▸ **Task instructions**: Transcribe all the entries word for word, skipping the pictures.

Begin Exercise input

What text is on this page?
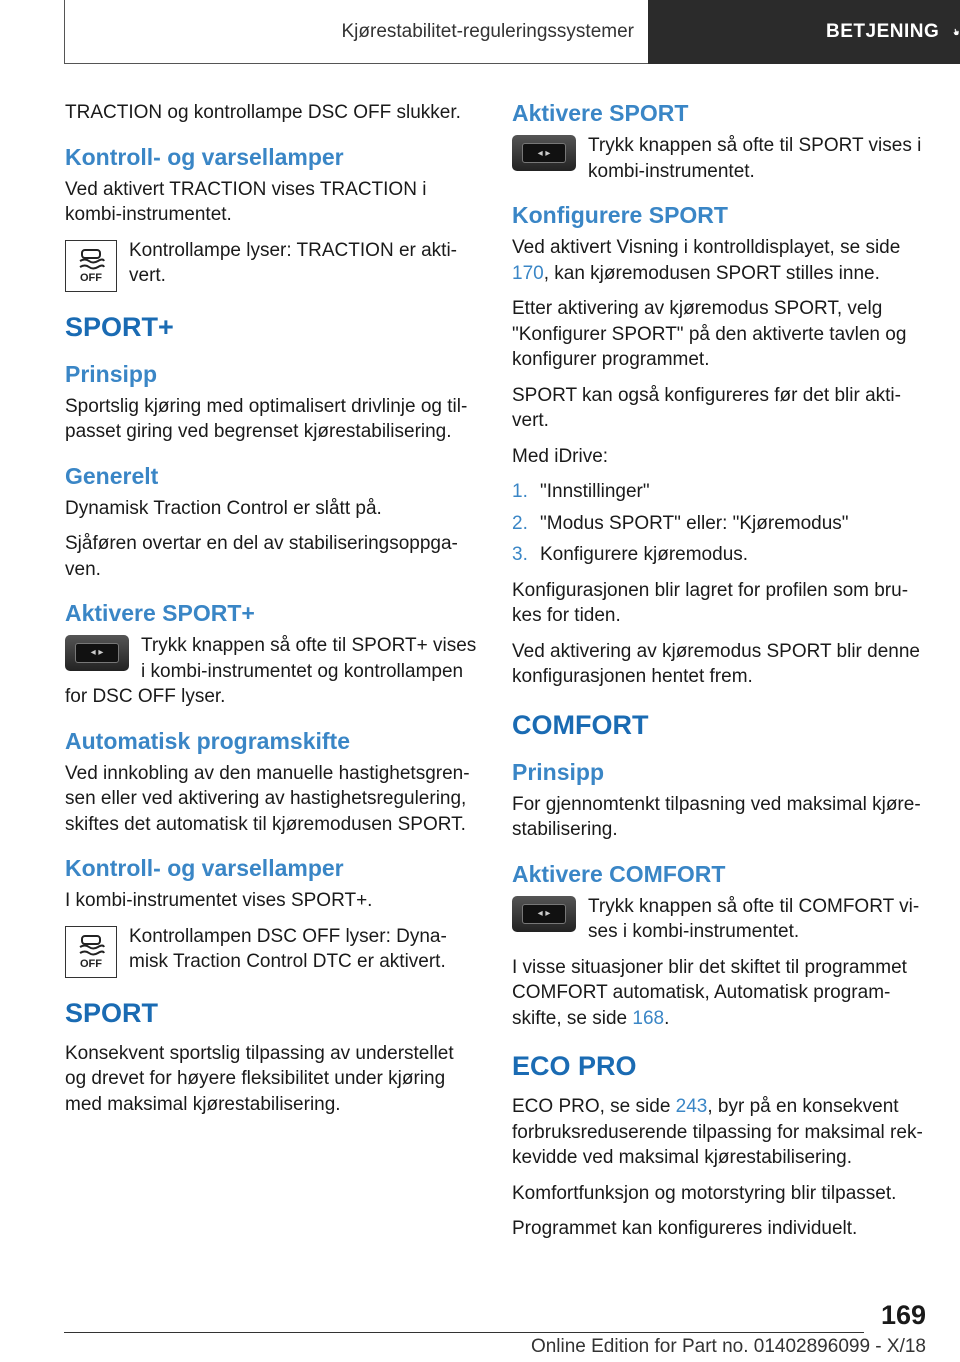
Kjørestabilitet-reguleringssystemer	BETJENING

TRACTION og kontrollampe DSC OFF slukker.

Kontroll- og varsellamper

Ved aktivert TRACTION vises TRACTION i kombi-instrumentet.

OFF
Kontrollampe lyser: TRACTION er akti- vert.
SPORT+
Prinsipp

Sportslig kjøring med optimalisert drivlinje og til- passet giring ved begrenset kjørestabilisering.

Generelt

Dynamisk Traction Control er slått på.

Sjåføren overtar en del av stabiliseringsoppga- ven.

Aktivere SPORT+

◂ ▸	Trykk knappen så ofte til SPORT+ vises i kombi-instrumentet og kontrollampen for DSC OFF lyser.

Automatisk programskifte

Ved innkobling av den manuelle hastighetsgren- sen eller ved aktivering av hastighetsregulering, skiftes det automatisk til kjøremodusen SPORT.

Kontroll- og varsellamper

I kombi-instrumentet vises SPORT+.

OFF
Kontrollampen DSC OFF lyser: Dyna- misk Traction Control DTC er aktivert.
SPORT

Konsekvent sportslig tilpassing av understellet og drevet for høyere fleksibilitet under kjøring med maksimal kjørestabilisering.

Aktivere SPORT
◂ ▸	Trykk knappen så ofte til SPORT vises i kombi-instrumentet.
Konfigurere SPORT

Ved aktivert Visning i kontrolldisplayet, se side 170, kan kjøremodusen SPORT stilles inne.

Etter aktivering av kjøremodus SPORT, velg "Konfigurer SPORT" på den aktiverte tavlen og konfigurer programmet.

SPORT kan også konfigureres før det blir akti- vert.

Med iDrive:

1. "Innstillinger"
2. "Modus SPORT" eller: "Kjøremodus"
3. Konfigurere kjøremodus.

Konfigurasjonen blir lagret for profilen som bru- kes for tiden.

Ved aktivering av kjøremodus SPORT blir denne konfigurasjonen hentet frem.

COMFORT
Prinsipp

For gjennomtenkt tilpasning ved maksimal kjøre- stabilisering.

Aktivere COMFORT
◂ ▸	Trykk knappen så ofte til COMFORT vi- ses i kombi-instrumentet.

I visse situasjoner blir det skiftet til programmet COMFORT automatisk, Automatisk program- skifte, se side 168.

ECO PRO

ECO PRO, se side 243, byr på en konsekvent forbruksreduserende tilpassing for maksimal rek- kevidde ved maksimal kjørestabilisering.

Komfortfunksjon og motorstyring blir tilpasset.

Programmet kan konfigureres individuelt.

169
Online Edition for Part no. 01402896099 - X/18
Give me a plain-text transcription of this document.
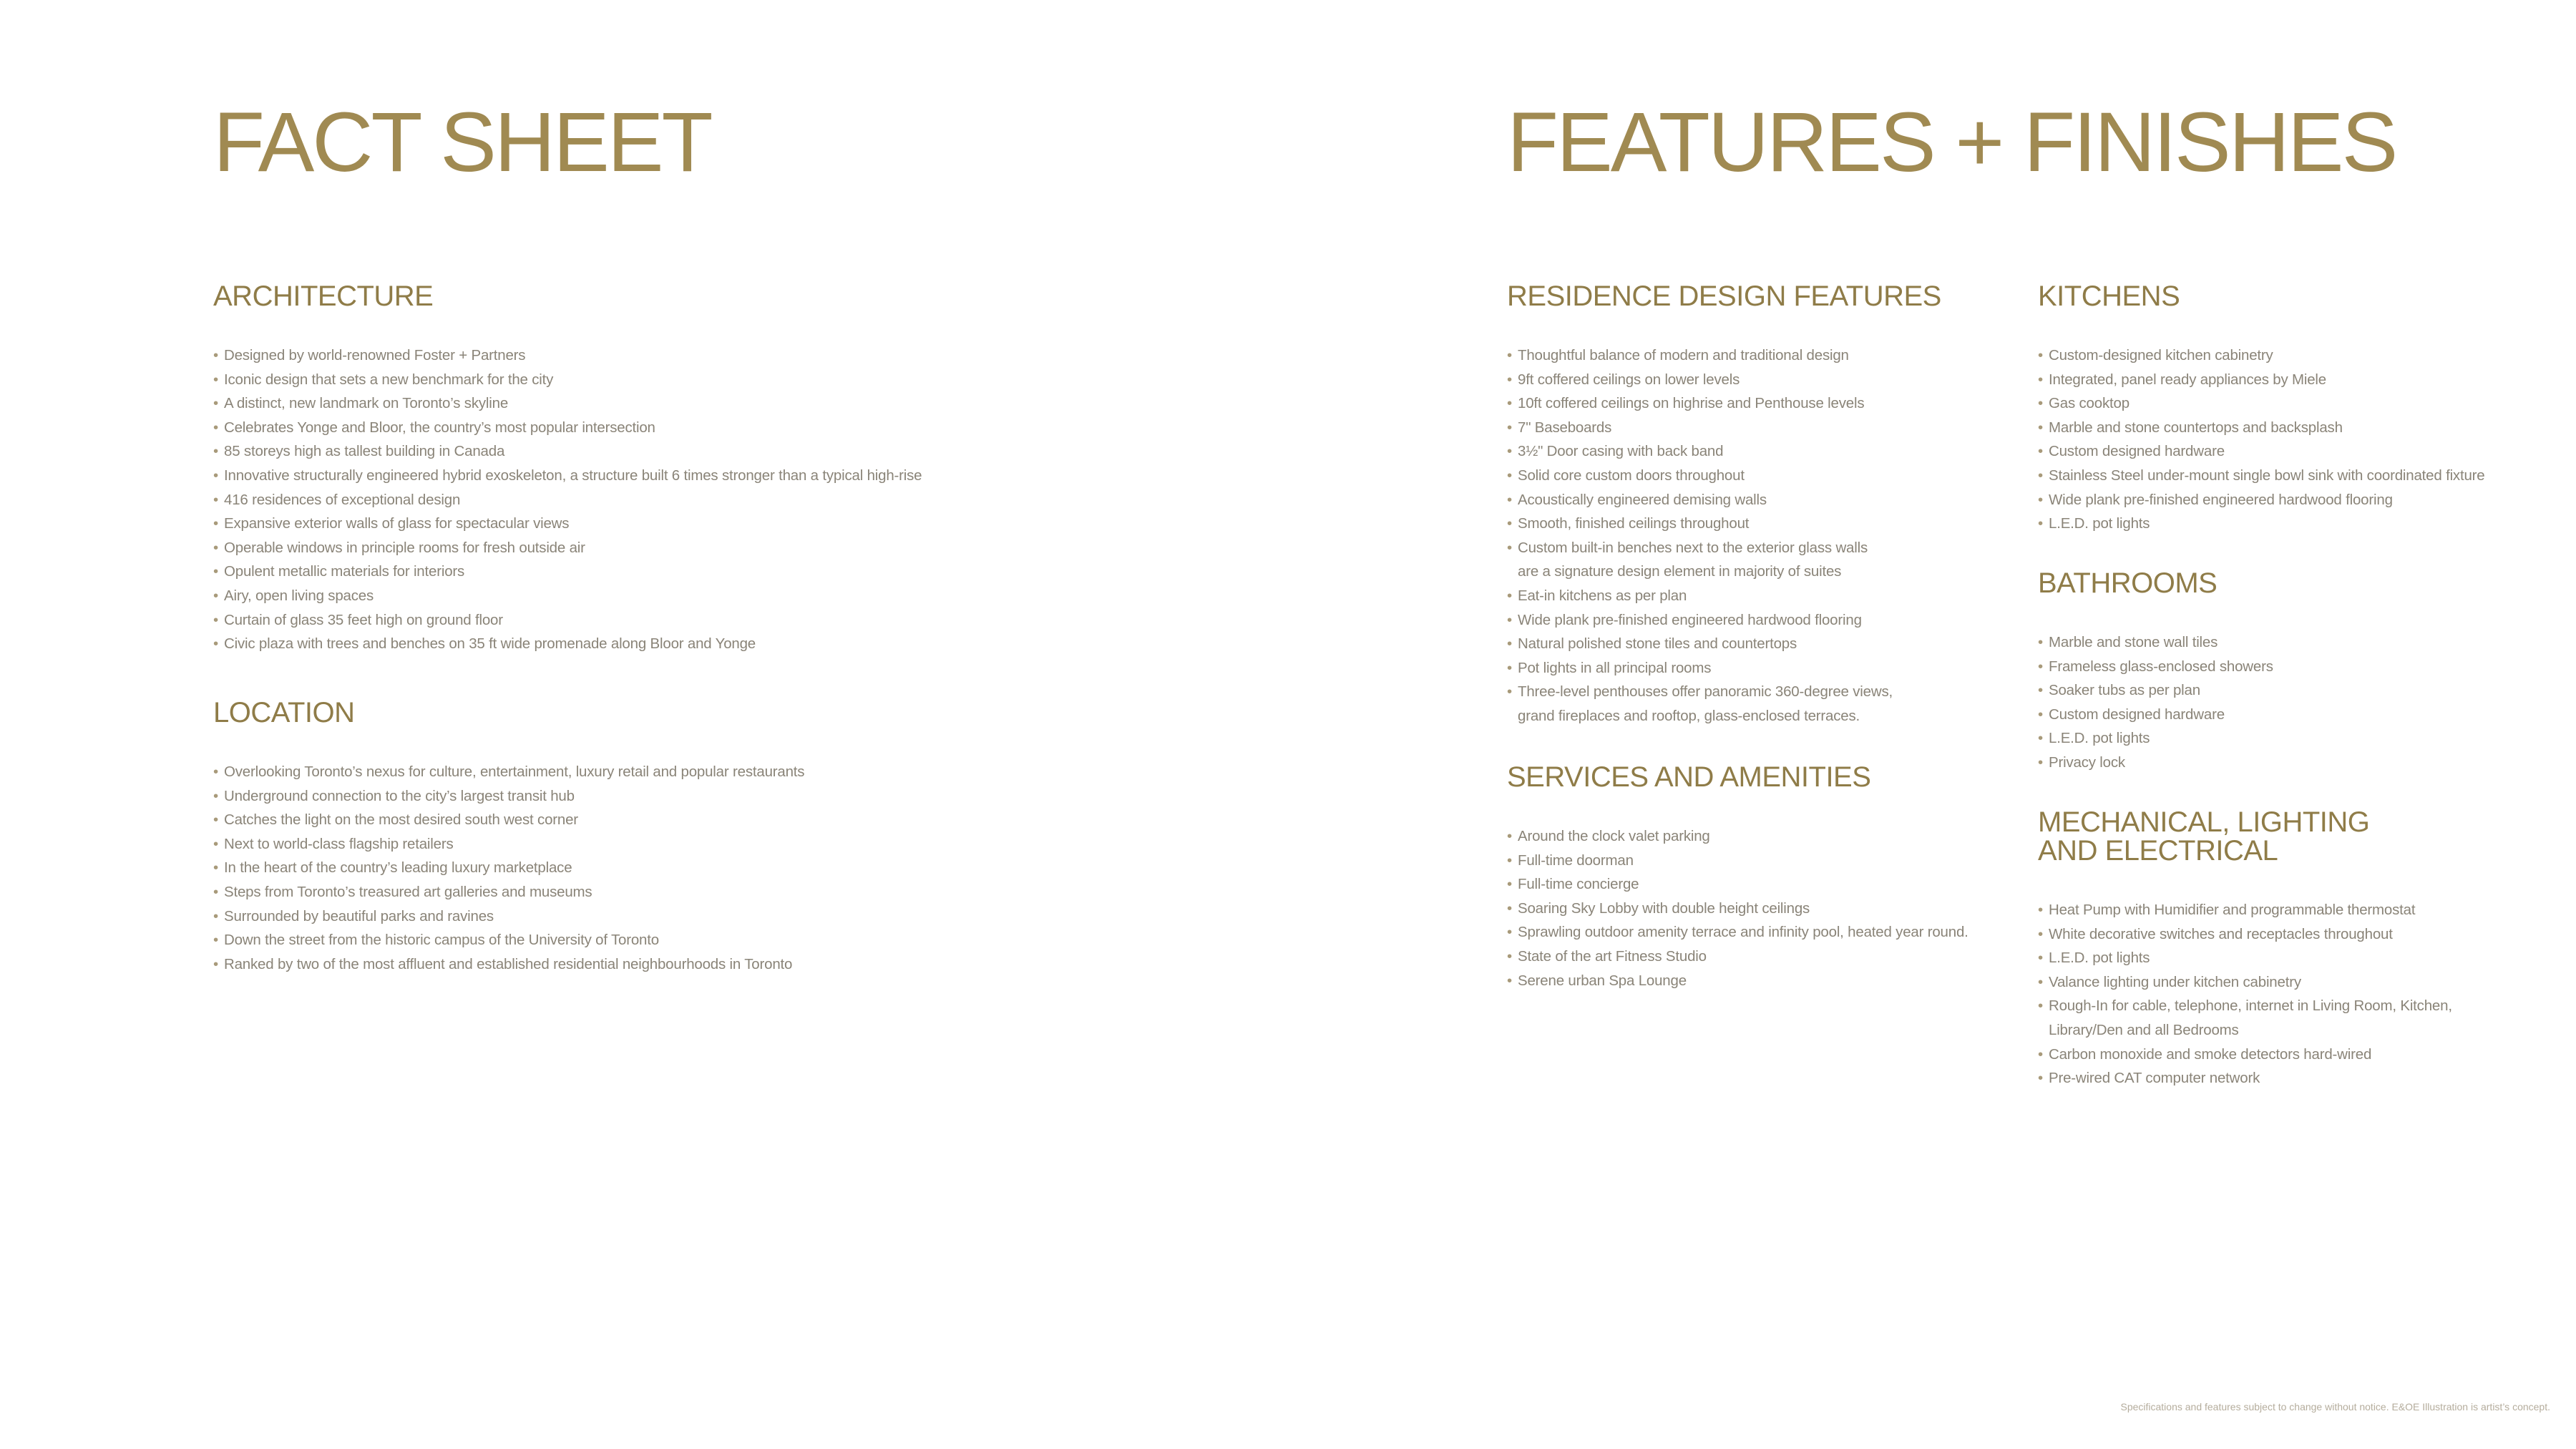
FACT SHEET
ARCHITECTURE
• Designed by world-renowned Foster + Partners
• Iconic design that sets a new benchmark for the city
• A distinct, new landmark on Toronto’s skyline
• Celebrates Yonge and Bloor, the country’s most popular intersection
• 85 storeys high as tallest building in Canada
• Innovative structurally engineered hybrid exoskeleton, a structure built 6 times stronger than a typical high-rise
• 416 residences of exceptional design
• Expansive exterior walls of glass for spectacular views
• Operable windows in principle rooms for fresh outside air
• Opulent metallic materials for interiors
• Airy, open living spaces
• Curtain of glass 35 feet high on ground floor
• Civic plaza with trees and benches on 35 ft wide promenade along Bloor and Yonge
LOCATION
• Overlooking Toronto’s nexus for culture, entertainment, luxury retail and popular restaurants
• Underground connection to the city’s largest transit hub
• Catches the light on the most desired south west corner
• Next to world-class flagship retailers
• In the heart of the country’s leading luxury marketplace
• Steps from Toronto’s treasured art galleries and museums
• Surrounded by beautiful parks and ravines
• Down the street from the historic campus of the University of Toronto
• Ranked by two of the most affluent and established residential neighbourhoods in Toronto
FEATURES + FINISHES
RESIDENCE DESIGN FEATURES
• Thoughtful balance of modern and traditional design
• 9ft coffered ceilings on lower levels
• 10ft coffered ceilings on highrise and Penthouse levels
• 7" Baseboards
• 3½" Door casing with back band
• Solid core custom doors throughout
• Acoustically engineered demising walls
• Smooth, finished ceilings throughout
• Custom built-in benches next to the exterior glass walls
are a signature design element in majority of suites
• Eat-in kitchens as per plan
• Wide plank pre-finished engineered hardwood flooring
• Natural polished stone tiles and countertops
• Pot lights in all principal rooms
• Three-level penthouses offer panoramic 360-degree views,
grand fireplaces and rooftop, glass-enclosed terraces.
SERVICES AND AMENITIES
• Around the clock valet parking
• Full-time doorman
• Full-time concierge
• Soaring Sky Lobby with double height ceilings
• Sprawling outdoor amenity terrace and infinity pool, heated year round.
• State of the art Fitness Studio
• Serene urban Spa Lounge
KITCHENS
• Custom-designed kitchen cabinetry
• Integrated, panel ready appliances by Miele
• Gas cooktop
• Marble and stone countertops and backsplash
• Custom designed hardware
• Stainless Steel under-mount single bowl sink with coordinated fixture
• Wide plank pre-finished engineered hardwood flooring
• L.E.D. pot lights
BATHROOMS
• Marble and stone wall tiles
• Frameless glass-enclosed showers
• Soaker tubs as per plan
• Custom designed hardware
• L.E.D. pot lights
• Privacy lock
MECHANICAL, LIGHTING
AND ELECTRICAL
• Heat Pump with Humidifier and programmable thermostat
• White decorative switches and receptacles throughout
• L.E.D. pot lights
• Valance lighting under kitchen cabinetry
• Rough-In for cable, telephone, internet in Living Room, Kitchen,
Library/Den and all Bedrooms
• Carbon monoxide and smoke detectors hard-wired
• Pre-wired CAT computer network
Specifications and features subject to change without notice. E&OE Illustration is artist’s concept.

End Exercise input

▸ **Answer**:
What text is on this page?
Kjørestabilitet-reguleringssystemer	BETJENING

TRACTION og kontrollampe DSC OFF slukker.

Kontroll- og varsellamper

Ved aktivert TRACTION vises TRACTION i kombi-instrumentet.

OFF
Kontrollampe lyser: TRACTION er akti- vert.
SPORT+
Prinsipp

Sportslig kjøring med optimalisert drivlinje og til- passet giring ved begrenset kjørestabilisering.

Generelt

Dynamisk Traction Control er slått på.

Sjåføren overtar en del av stabiliseringsoppga- ven.

Aktivere SPORT+

◂ ▸	Trykk knappen så ofte til SPORT+ vises i kombi-instrumentet og kontrollampen for DSC OFF lyser.

Automatisk programskifte

Ved innkobling av den manuelle hastighetsgren- sen eller ved aktivering av hastighetsregulering, skiftes det automatisk til kjøremodusen SPORT.

Kontroll- og varsellamper

I kombi-instrumentet vises SPORT+.

OFF
Kontrollampen DSC OFF lyser: Dyna- misk Traction Control DTC er aktivert.
SPORT

Konsekvent sportslig tilpassing av understellet og drevet for høyere fleksibilitet under kjøring med maksimal kjørestabilisering.

Aktivere SPORT
◂ ▸	Trykk knappen så ofte til SPORT vises i kombi-instrumentet.
Konfigurere SPORT

Ved aktivert Visning i kontrolldisplayet, se side 170, kan kjøremodusen SPORT stilles inne.

Etter aktivering av kjøremodus SPORT, velg "Konfigurer SPORT" på den aktiverte tavlen og konfigurer programmet.

SPORT kan også konfigureres før det blir akti- vert.

Med iDrive:

1. "Innstillinger"
2. "Modus SPORT" eller: "Kjøremodus"
3. Konfigurere kjøremodus.

Konfigurasjonen blir lagret for profilen som bru- kes for tiden.

Ved aktivering av kjøremodus SPORT blir denne konfigurasjonen hentet frem.

COMFORT
Prinsipp

For gjennomtenkt tilpasning ved maksimal kjøre- stabilisering.

Aktivere COMFORT
◂ ▸	Trykk knappen så ofte til COMFORT vi- ses i kombi-instrumentet.

I visse situasjoner blir det skiftet til programmet COMFORT automatisk, Automatisk program- skifte, se side 168.

ECO PRO

ECO PRO, se side 243, byr på en konsekvent forbruksreduserende tilpassing for maksimal rek- kevidde ved maksimal kjørestabilisering.

Komfortfunksjon og motorstyring blir tilpasset.

Programmet kan konfigureres individuelt.

169
Online Edition for Part no. 01402896099 - X/18
Give me a plain-text transcription of this document.
FACT SHEET
ARCHITECTURE
• Designed by world-renowned Foster + Partners
• Iconic design that sets a new benchmark for the city
• A distinct, new landmark on Toronto’s skyline
• Celebrates Yonge and Bloor, the country’s most popular intersection
• 85 storeys high as tallest building in Canada
• Innovative structurally engineered hybrid exoskeleton, a structure built 6 times stronger than a typical high-rise
• 416 residences of exceptional design
• Expansive exterior walls of glass for spectacular views
• Operable windows in principle rooms for fresh outside air
• Opulent metallic materials for interiors
• Airy, open living spaces
• Curtain of glass 35 feet high on ground floor
• Civic plaza with trees and benches on 35 ft wide promenade along Bloor and Yonge
LOCATION
• Overlooking Toronto’s nexus for culture, entertainment, luxury retail and popular restaurants
• Underground connection to the city’s largest transit hub
• Catches the light on the most desired south west corner
• Next to world-class flagship retailers
• In the heart of the country’s leading luxury marketplace
• Steps from Toronto’s treasured art galleries and museums
• Surrounded by beautiful parks and ravines
• Down the street from the historic campus of the University of Toronto
• Ranked by two of the most affluent and established residential neighbourhoods in Toronto
FEATURES + FINISHES
RESIDENCE DESIGN FEATURES
• Thoughtful balance of modern and traditional design
• 9ft coffered ceilings on lower levels
• 10ft coffered ceilings on highrise and Penthouse levels
• 7" Baseboards
• 3½" Door casing with back band
• Solid core custom doors throughout
• Acoustically engineered demising walls
• Smooth, finished ceilings throughout
• Custom built-in benches next to the exterior glass walls
are a signature design element in majority of suites
• Eat-in kitchens as per plan
• Wide plank pre-finished engineered hardwood flooring
• Natural polished stone tiles and countertops
• Pot lights in all principal rooms
• Three-level penthouses offer panoramic 360-degree views,
grand fireplaces and rooftop, glass-enclosed terraces.
SERVICES AND AMENITIES
• Around the clock valet parking
• Full-time doorman
• Full-time concierge
• Soaring Sky Lobby with double height ceilings
• Sprawling outdoor amenity terrace and infinity pool, heated year round.
• State of the art Fitness Studio
• Serene urban Spa Lounge
KITCHENS
• Custom-designed kitchen cabinetry
• Integrated, panel ready appliances by Miele
• Gas cooktop
• Marble and stone countertops and backsplash
• Custom designed hardware
• Stainless Steel under-mount single bowl sink with coordinated fixture
• Wide plank pre-finished engineered hardwood flooring
• L.E.D. pot lights
BATHROOMS
• Marble and stone wall tiles
• Frameless glass-enclosed showers
• Soaker tubs as per plan
• Custom designed hardware
• L.E.D. pot lights
• Privacy lock
MECHANICAL, LIGHTING
AND ELECTRICAL
• Heat Pump with Humidifier and programmable thermostat
• White decorative switches and receptacles throughout
• L.E.D. pot lights
• Valance lighting under kitchen cabinetry
• Rough-In for cable, telephone, internet in Living Room, Kitchen,
Library/Den and all Bedrooms
• Carbon monoxide and smoke detectors hard-wired
• Pre-wired CAT computer network
Specifications and features subject to change without notice. E&OE Illustration is artist’s concept.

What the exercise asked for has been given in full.